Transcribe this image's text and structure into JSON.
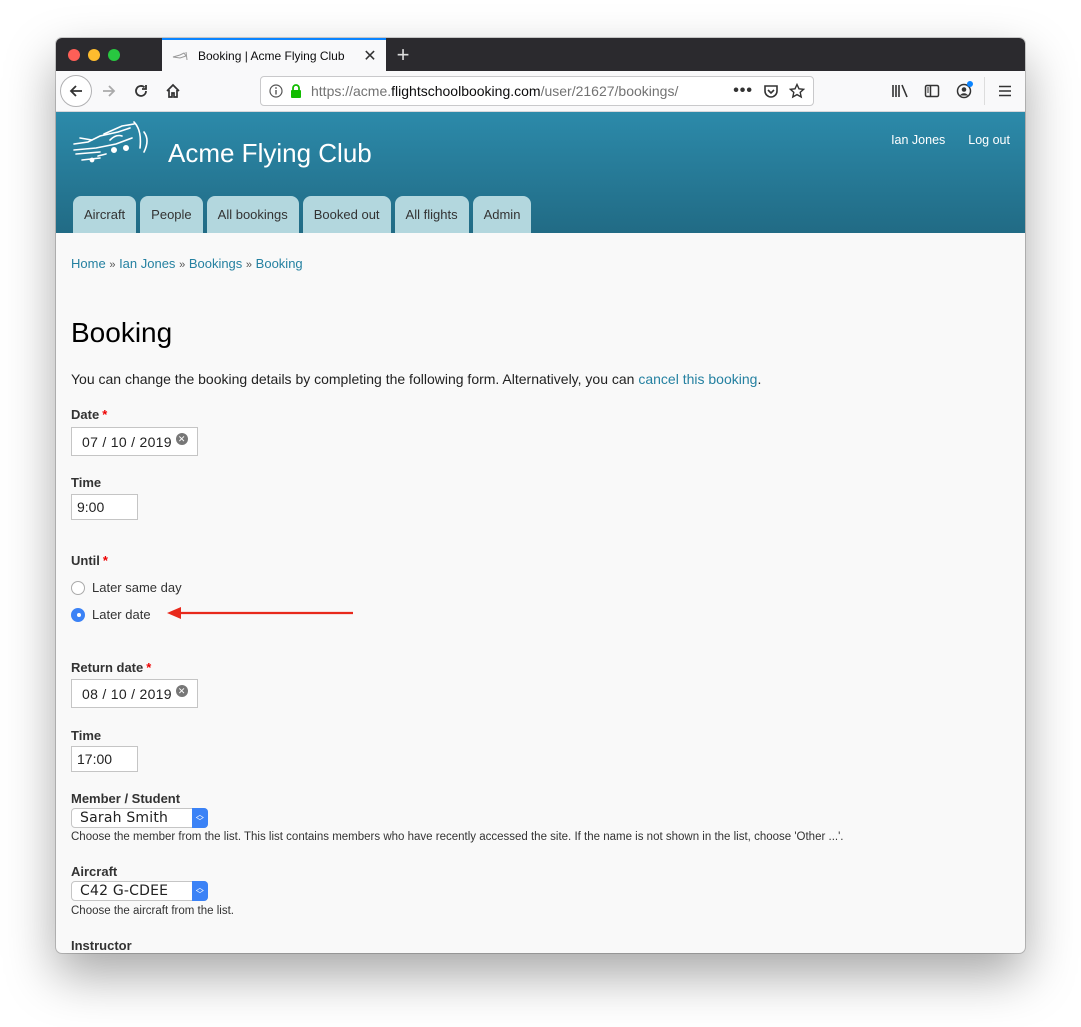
{
  "browser": {
    "tab_title": "Booking | Acme Flying Club",
    "url_scheme": "https://acme.",
    "url_host": "flightschoolbooking.com",
    "url_path": "/user/21627/bookings/",
    "new_tab_label": "+"
  },
  "header": {
    "site_name": "Acme Flying Club",
    "user_links": [
      {
        "label": "Ian Jones"
      },
      {
        "label": "Log out"
      }
    ],
    "nav_tabs": [
      {
        "label": "Aircraft"
      },
      {
        "label": "People"
      },
      {
        "label": "All bookings"
      },
      {
        "label": "Booked out"
      },
      {
        "label": "All flights"
      },
      {
        "label": "Admin"
      }
    ]
  },
  "breadcrumb": {
    "separator": "»",
    "items": [
      {
        "label": "Home"
      },
      {
        "label": "Ian Jones"
      },
      {
        "label": "Bookings"
      },
      {
        "label": "Booking"
      }
    ]
  },
  "page": {
    "title": "Booking",
    "intro_text": "You can change the booking details by completing the following form. Alternatively, you can ",
    "intro_link": "cancel this booking",
    "intro_end": "."
  },
  "form": {
    "required_marker": "*",
    "date": {
      "label": "Date",
      "value": "07 / 10 / 2019"
    },
    "time": {
      "label": "Time",
      "value": "9:00"
    },
    "until": {
      "label": "Until",
      "options": [
        {
          "label": "Later same day",
          "checked": false
        },
        {
          "label": "Later date",
          "checked": true
        }
      ]
    },
    "return_date": {
      "label": "Return date",
      "value": "08 / 10 / 2019"
    },
    "return_time": {
      "label": "Time",
      "value": "17:00"
    },
    "member": {
      "label": "Member / Student",
      "value": "Sarah Smith",
      "help": "Choose the member from the list. This list contains members who have recently accessed the site. If the name is not shown in the list, choose 'Other ...'."
    },
    "aircraft": {
      "label": "Aircraft",
      "value": "C42 G-CDEE",
      "help": "Choose the aircraft from the list."
    },
    "instructor": {
      "label": "Instructor"
    }
  },
  "colors": {
    "header_top": "#2c8aaa",
    "header_bottom": "#216b85",
    "tab_bg": "#b3d7de",
    "link": "#2581a1",
    "required": "#ee0000",
    "annotation_arrow": "#e8291c",
    "radio_checked": "#3b82f6"
  }
}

◆ ◆ ◆

- PROBLEM STATEMENT -
Reproduce the full listing faithfully, but do not carry over any pictures.

- SOLUTION TO THIS PROBLEM -
Transcribe this image's text and structure into JSON.
{
  "browser": {
    "tab_title": "Booking | Acme Flying Club",
    "url_scheme": "https://acme.",
    "url_host": "flightschoolbooking.com",
    "url_path": "/user/21627/bookings/",
    "new_tab_label": "+"
  },
  "header": {
    "site_name": "Acme Flying Club",
    "user_links": [
      {
        "label": "Ian Jones"
      },
      {
        "label": "Log out"
      }
    ],
    "nav_tabs": [
      {
        "label": "Aircraft"
      },
      {
        "label": "People"
      },
      {
        "label": "All bookings"
      },
      {
        "label": "Booked out"
      },
      {
        "label": "All flights"
      },
      {
        "label": "Admin"
      }
    ]
  },
  "breadcrumb": {
    "separator": "»",
    "items": [
      {
        "label": "Home"
      },
      {
        "label": "Ian Jones"
      },
      {
        "label": "Bookings"
      },
      {
        "label": "Booking"
      }
    ]
  },
  "page": {
    "title": "Booking",
    "intro_text": "You can change the booking details by completing the following form. Alternatively, you can ",
    "intro_link": "cancel this booking",
    "intro_end": "."
  },
  "form": {
    "required_marker": "*",
    "date": {
      "label": "Date",
      "value": "07 / 10 / 2019"
    },
    "time": {
      "label": "Time",
      "value": "9:00"
    },
    "until": {
      "label": "Until",
      "options": [
        {
          "label": "Later same day",
          "checked": false
        },
        {
          "label": "Later date",
          "checked": true
        }
      ]
    },
    "return_date": {
      "label": "Return date",
      "value": "08 / 10 / 2019"
    },
    "return_time": {
      "label": "Time",
      "value": "17:00"
    },
    "member": {
      "label": "Member / Student",
      "value": "Sarah Smith",
      "help": "Choose the member from the list. This list contains members who have recently accessed the site. If the name is not shown in the list, choose 'Other ...'."
    },
    "aircraft": {
      "label": "Aircraft",
      "value": "C42 G-CDEE",
      "help": "Choose the aircraft from the list."
    },
    "instructor": {
      "label": "Instructor"
    }
  },
  "colors": {
    "header_top": "#2c8aaa",
    "header_bottom": "#216b85",
    "tab_bg": "#b3d7de",
    "link": "#2581a1",
    "required": "#ee0000",
    "annotation_arrow": "#e8291c",
    "radio_checked": "#3b82f6"
  }
}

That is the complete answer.